*** Dataset rows

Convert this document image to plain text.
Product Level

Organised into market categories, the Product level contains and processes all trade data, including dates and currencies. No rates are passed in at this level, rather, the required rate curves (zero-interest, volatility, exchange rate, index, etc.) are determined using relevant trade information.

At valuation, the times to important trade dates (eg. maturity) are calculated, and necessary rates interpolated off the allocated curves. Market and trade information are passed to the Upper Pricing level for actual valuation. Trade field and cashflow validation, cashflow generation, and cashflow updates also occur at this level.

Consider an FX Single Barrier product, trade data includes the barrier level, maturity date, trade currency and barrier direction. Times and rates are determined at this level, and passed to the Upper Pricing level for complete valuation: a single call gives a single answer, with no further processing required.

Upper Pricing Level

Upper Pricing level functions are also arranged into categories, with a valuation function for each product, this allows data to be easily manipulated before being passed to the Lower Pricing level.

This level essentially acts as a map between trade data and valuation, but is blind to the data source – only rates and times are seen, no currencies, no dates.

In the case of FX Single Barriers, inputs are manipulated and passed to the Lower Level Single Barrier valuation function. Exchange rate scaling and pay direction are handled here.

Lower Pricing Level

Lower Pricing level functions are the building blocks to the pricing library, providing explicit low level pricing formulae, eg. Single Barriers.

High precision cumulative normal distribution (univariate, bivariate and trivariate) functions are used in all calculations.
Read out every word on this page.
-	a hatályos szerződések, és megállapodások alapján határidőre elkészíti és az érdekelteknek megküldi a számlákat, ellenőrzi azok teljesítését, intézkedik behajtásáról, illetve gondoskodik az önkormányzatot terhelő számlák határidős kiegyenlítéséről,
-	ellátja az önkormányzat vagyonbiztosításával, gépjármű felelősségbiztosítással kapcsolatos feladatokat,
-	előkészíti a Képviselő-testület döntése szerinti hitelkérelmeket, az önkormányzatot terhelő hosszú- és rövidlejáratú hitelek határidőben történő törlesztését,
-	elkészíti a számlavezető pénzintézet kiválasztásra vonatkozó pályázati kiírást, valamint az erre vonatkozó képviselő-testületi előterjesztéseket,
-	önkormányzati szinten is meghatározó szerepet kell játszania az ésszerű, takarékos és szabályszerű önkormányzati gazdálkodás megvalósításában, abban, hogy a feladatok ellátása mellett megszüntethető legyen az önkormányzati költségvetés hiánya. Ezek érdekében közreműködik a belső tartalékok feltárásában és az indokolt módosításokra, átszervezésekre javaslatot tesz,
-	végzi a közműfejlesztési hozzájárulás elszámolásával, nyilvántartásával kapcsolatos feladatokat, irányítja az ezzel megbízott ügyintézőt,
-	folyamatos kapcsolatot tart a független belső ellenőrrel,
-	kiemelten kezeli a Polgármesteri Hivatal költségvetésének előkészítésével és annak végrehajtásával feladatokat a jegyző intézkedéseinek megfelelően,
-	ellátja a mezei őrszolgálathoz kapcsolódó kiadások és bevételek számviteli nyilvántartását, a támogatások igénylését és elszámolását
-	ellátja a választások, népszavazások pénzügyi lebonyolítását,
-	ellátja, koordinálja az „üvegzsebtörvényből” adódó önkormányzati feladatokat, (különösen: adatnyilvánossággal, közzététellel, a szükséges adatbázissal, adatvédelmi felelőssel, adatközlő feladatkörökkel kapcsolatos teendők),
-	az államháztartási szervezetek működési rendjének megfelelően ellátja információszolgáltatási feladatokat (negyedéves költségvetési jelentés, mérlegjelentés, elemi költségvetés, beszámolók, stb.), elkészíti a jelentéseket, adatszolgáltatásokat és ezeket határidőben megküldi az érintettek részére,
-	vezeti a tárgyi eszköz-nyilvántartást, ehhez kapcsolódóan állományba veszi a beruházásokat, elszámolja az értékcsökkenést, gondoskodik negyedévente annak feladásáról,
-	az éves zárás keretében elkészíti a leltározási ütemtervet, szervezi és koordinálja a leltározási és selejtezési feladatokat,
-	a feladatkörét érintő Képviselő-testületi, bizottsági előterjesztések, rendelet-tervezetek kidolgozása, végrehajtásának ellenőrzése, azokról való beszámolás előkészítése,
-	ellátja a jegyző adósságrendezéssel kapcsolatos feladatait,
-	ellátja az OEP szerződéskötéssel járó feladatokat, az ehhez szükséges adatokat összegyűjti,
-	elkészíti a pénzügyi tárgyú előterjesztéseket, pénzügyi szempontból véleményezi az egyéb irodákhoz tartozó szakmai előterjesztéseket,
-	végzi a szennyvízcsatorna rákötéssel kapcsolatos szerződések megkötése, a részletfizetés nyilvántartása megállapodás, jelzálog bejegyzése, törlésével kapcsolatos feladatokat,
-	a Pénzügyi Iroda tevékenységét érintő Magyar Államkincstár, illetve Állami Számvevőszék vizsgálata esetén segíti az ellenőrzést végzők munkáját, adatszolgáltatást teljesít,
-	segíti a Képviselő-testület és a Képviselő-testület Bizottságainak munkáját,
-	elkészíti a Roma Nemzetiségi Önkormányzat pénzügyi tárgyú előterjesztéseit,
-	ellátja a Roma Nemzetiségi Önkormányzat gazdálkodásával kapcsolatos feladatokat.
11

******

### Do this:
Print all of the data exactly as it was given.

### Complete response:
Convert this document image to plain text.
Product Level

Organised into market categories, the Product level contains and processes all trade data, including dates and currencies. No rates are passed in at this level, rather, the required rate curves (zero-interest, volatility, exchange rate, index, etc.) are determined using relevant trade information.

At valuation, the times to important trade dates (eg. maturity) are calculated, and necessary rates interpolated off the allocated curves. Market and trade information are passed to the Upper Pricing level for actual valuation. Trade field and cashflow validation, cashflow generation, and cashflow updates also occur at this level.

Consider an FX Single Barrier product, trade data includes the barrier level, maturity date, trade currency and barrier direction. Times and rates are determined at this level, and passed to the Upper Pricing level for complete valuation: a single call gives a single answer, with no further processing required.

Upper Pricing Level

Upper Pricing level functions are also arranged into categories, with a valuation function for each product, this allows data to be easily manipulated before being passed to the Lower Pricing level.

This level essentially acts as a map between trade data and valuation, but is blind to the data source – only rates and times are seen, no currencies, no dates.

In the case of FX Single Barriers, inputs are manipulated and passed to the Lower Level Single Barrier valuation function. Exchange rate scaling and pay direction are handled here.

Lower Pricing Level

Lower Pricing level functions are the building blocks to the pricing library, providing explicit low level pricing formulae, eg. Single Barriers.

High precision cumulative normal distribution (univariate, bivariate and trivariate) functions are used in all calculations.
Read out every word on this page.
-	a hatályos szerződések, és megállapodások alapján határidőre elkészíti és az érdekelteknek megküldi a számlákat, ellenőrzi azok teljesítését, intézkedik behajtásáról, illetve gondoskodik az önkormányzatot terhelő számlák határidős kiegyenlítéséről,
-	ellátja az önkormányzat vagyonbiztosításával, gépjármű felelősségbiztosítással kapcsolatos feladatokat,
-	előkészíti a Képviselő-testület döntése szerinti hitelkérelmeket, az önkormányzatot terhelő hosszú- és rövidlejáratú hitelek határidőben történő törlesztését,
-	elkészíti a számlavezető pénzintézet kiválasztásra vonatkozó pályázati kiírást, valamint az erre vonatkozó képviselő-testületi előterjesztéseket,
-	önkormányzati szinten is meghatározó szerepet kell játszania az ésszerű, takarékos és szabályszerű önkormányzati gazdálkodás megvalósításában, abban, hogy a feladatok ellátása mellett megszüntethető legyen az önkormányzati költségvetés hiánya. Ezek érdekében közreműködik a belső tartalékok feltárásában és az indokolt módosításokra, átszervezésekre javaslatot tesz,
-	végzi a közműfejlesztési hozzájárulás elszámolásával, nyilvántartásával kapcsolatos feladatokat, irányítja az ezzel megbízott ügyintézőt,
-	folyamatos kapcsolatot tart a független belső ellenőrrel,
-	kiemelten kezeli a Polgármesteri Hivatal költségvetésének előkészítésével és annak végrehajtásával feladatokat a jegyző intézkedéseinek megfelelően,
-	ellátja a mezei őrszolgálathoz kapcsolódó kiadások és bevételek számviteli nyilvántartását, a támogatások igénylését és elszámolását
-	ellátja a választások, népszavazások pénzügyi lebonyolítását,
-	ellátja, koordinálja az „üvegzsebtörvényből” adódó önkormányzati feladatokat, (különösen: adatnyilvánossággal, közzététellel, a szükséges adatbázissal, adatvédelmi felelőssel, adatközlő feladatkörökkel kapcsolatos teendők),
-	az államháztartási szervezetek működési rendjének megfelelően ellátja információszolgáltatási feladatokat (negyedéves költségvetési jelentés, mérlegjelentés, elemi költségvetés, beszámolók, stb.), elkészíti a jelentéseket, adatszolgáltatásokat és ezeket határidőben megküldi az érintettek részére,
-	vezeti a tárgyi eszköz-nyilvántartást, ehhez kapcsolódóan állományba veszi a beruházásokat, elszámolja az értékcsökkenést, gondoskodik negyedévente annak feladásáról,
-	az éves zárás keretében elkészíti a leltározási ütemtervet, szervezi és koordinálja a leltározási és selejtezési feladatokat,
-	a feladatkörét érintő Képviselő-testületi, bizottsági előterjesztések, rendelet-tervezetek kidolgozása, végrehajtásának ellenőrzése, azokról való beszámolás előkészítése,
-	ellátja a jegyző adósságrendezéssel kapcsolatos feladatait,
-	ellátja az OEP szerződéskötéssel járó feladatokat, az ehhez szükséges adatokat összegyűjti,
-	elkészíti a pénzügyi tárgyú előterjesztéseket, pénzügyi szempontból véleményezi az egyéb irodákhoz tartozó szakmai előterjesztéseket,
-	végzi a szennyvízcsatorna rákötéssel kapcsolatos szerződések megkötése, a részletfizetés nyilvántartása megállapodás, jelzálog bejegyzése, törlésével kapcsolatos feladatokat,
-	a Pénzügyi Iroda tevékenységét érintő Magyar Államkincstár, illetve Állami Számvevőszék vizsgálata esetén segíti az ellenőrzést végzők munkáját, adatszolgáltatást teljesít,
-	segíti a Képviselő-testület és a Képviselő-testület Bizottságainak munkáját,
-	elkészíti a Roma Nemzetiségi Önkormányzat pénzügyi tárgyú előterjesztéseit,
-	ellátja a Roma Nemzetiségi Önkormányzat gazdálkodásával kapcsolatos feladatokat.
11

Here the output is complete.